**Directions for this task:** Each entry below should be returned exactly as is, with the pictures removed.

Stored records
========================================================================

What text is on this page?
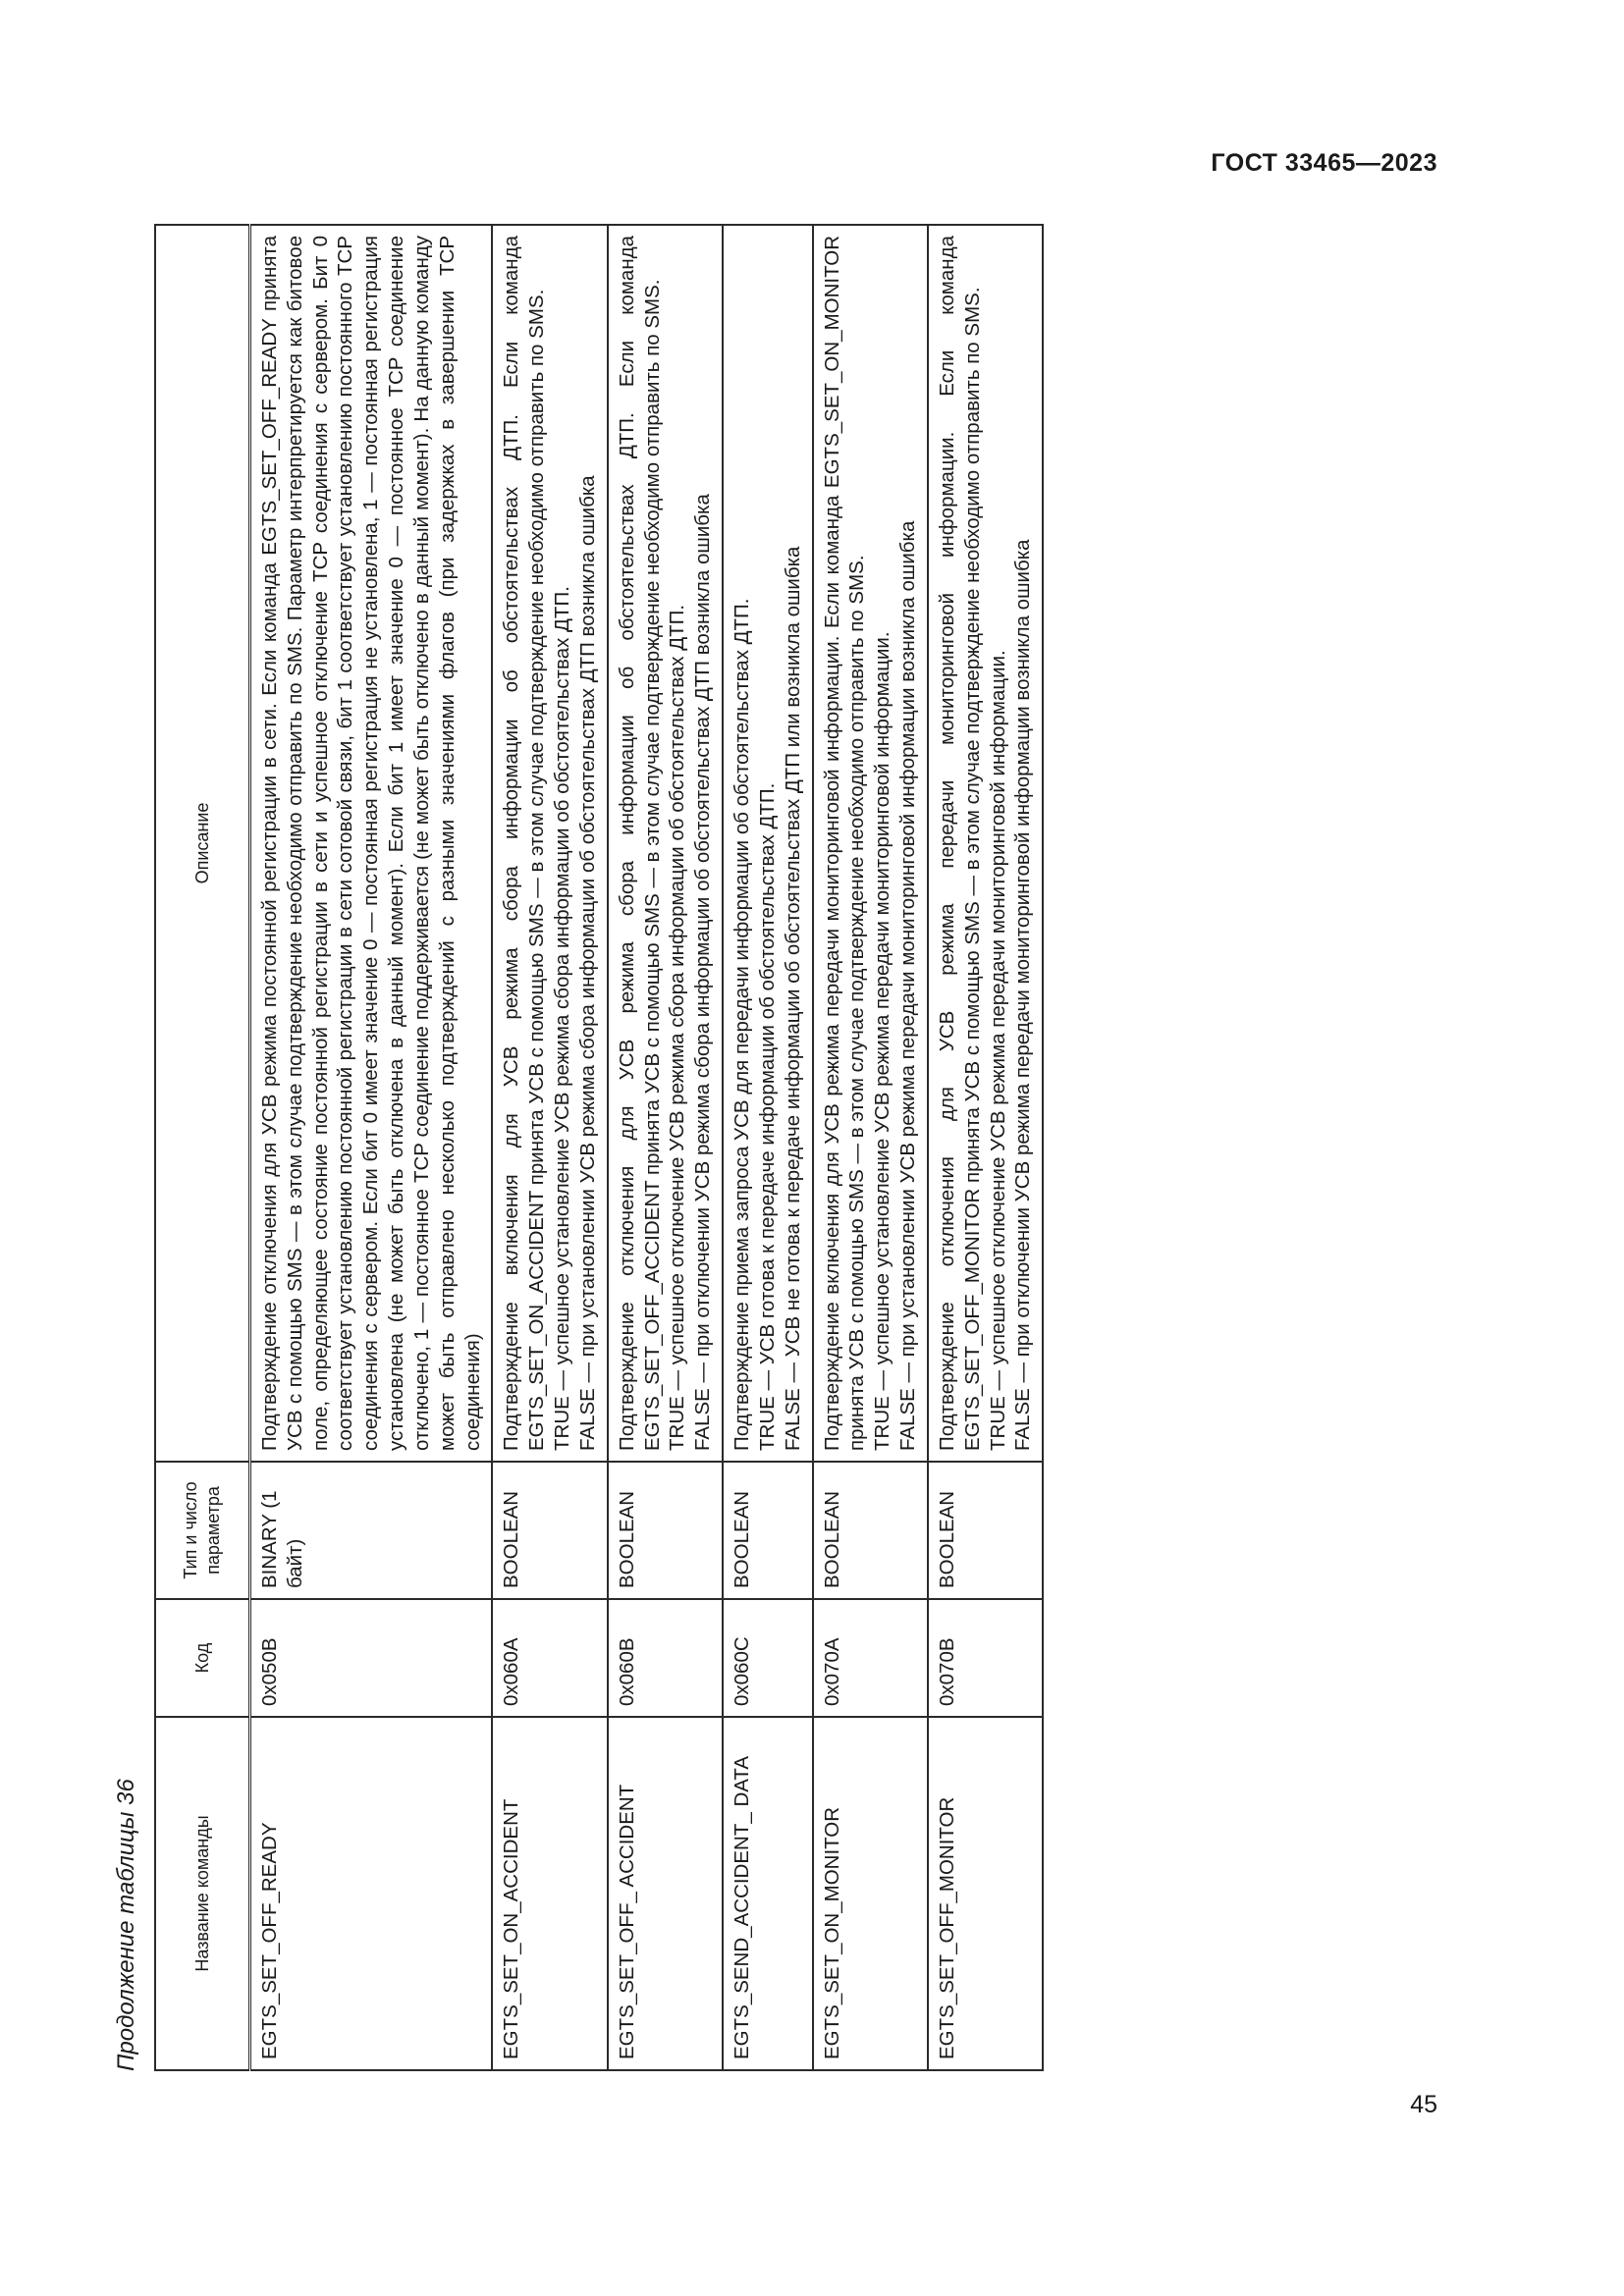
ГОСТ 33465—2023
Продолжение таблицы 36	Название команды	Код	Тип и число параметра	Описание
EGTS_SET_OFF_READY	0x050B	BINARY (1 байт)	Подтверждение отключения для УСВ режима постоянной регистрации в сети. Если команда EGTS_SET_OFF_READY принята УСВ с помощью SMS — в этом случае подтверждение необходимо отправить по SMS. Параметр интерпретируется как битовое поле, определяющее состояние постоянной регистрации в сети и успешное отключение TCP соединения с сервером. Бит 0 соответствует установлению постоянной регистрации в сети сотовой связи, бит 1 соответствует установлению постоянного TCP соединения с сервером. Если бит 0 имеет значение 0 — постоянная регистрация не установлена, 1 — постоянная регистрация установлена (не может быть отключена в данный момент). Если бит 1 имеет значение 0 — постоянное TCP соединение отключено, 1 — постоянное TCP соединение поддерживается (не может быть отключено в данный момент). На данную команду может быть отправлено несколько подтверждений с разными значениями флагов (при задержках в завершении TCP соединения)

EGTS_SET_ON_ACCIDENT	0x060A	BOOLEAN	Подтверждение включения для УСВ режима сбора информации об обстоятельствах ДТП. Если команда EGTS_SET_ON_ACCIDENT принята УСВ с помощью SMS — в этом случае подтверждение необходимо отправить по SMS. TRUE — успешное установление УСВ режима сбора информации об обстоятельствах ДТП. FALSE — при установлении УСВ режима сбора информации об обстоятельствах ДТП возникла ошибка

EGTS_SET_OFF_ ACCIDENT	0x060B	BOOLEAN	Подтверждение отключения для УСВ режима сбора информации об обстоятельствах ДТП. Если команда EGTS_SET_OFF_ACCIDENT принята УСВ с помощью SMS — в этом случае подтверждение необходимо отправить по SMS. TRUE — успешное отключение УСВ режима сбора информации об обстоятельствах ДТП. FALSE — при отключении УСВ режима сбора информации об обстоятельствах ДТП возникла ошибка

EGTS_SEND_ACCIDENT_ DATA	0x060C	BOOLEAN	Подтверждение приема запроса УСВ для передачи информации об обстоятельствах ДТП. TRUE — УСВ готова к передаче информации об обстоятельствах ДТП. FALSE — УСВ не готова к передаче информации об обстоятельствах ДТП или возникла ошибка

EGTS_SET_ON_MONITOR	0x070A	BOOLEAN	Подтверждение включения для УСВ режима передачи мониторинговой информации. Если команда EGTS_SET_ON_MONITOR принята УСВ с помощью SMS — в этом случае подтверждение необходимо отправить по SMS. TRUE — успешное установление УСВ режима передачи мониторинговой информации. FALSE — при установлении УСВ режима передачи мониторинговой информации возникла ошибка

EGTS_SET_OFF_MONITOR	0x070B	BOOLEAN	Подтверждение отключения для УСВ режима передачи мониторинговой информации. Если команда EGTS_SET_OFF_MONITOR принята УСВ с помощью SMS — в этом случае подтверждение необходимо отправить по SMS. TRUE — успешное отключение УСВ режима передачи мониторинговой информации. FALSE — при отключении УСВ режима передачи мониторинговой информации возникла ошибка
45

========================================================================

**Solved problem:**
What text is on this page?
ГОСТ 33465—2023
Продолжение таблицы 36	Название команды	Код	Тип и число параметра	Описание
EGTS_SET_OFF_READY	0x050B	BINARY (1 байт)	Подтверждение отключения для УСВ режима постоянной регистрации в сети. Если команда EGTS_SET_OFF_READY принята УСВ с помощью SMS — в этом случае подтверждение необходимо отправить по SMS. Параметр интерпретируется как битовое поле, определяющее состояние постоянной регистрации в сети и успешное отключение TCP соединения с сервером. Бит 0 соответствует установлению постоянной регистрации в сети сотовой связи, бит 1 соответствует установлению постоянного TCP соединения с сервером. Если бит 0 имеет значение 0 — постоянная регистрация не установлена, 1 — постоянная регистрация установлена (не может быть отключена в данный момент). Если бит 1 имеет значение 0 — постоянное TCP соединение отключено, 1 — постоянное TCP соединение поддерживается (не может быть отключено в данный момент). На данную команду может быть отправлено несколько подтверждений с разными значениями флагов (при задержках в завершении TCP соединения)

EGTS_SET_ON_ACCIDENT	0x060A	BOOLEAN	Подтверждение включения для УСВ режима сбора информации об обстоятельствах ДТП. Если команда EGTS_SET_ON_ACCIDENT принята УСВ с помощью SMS — в этом случае подтверждение необходимо отправить по SMS. TRUE — успешное установление УСВ режима сбора информации об обстоятельствах ДТП. FALSE — при установлении УСВ режима сбора информации об обстоятельствах ДТП возникла ошибка

EGTS_SET_OFF_ ACCIDENT	0x060B	BOOLEAN	Подтверждение отключения для УСВ режима сбора информации об обстоятельствах ДТП. Если команда EGTS_SET_OFF_ACCIDENT принята УСВ с помощью SMS — в этом случае подтверждение необходимо отправить по SMS. TRUE — успешное отключение УСВ режима сбора информации об обстоятельствах ДТП. FALSE — при отключении УСВ режима сбора информации об обстоятельствах ДТП возникла ошибка

EGTS_SEND_ACCIDENT_ DATA	0x060C	BOOLEAN	Подтверждение приема запроса УСВ для передачи информации об обстоятельствах ДТП. TRUE — УСВ готова к передаче информации об обстоятельствах ДТП. FALSE — УСВ не готова к передаче информации об обстоятельствах ДТП или возникла ошибка

EGTS_SET_ON_MONITOR	0x070A	BOOLEAN	Подтверждение включения для УСВ режима передачи мониторинговой информации. Если команда EGTS_SET_ON_MONITOR принята УСВ с помощью SMS — в этом случае подтверждение необходимо отправить по SMS. TRUE — успешное установление УСВ режима передачи мониторинговой информации. FALSE — при установлении УСВ режима передачи мониторинговой информации возникла ошибка

EGTS_SET_OFF_MONITOR	0x070B	BOOLEAN	Подтверждение отключения для УСВ режима передачи мониторинговой информации. Если команда EGTS_SET_OFF_MONITOR принята УСВ с помощью SMS — в этом случае подтверждение необходимо отправить по SMS. TRUE — успешное отключение УСВ режима передачи мониторинговой информации. FALSE — при отключении УСВ режима передачи мониторинговой информации возникла ошибка
45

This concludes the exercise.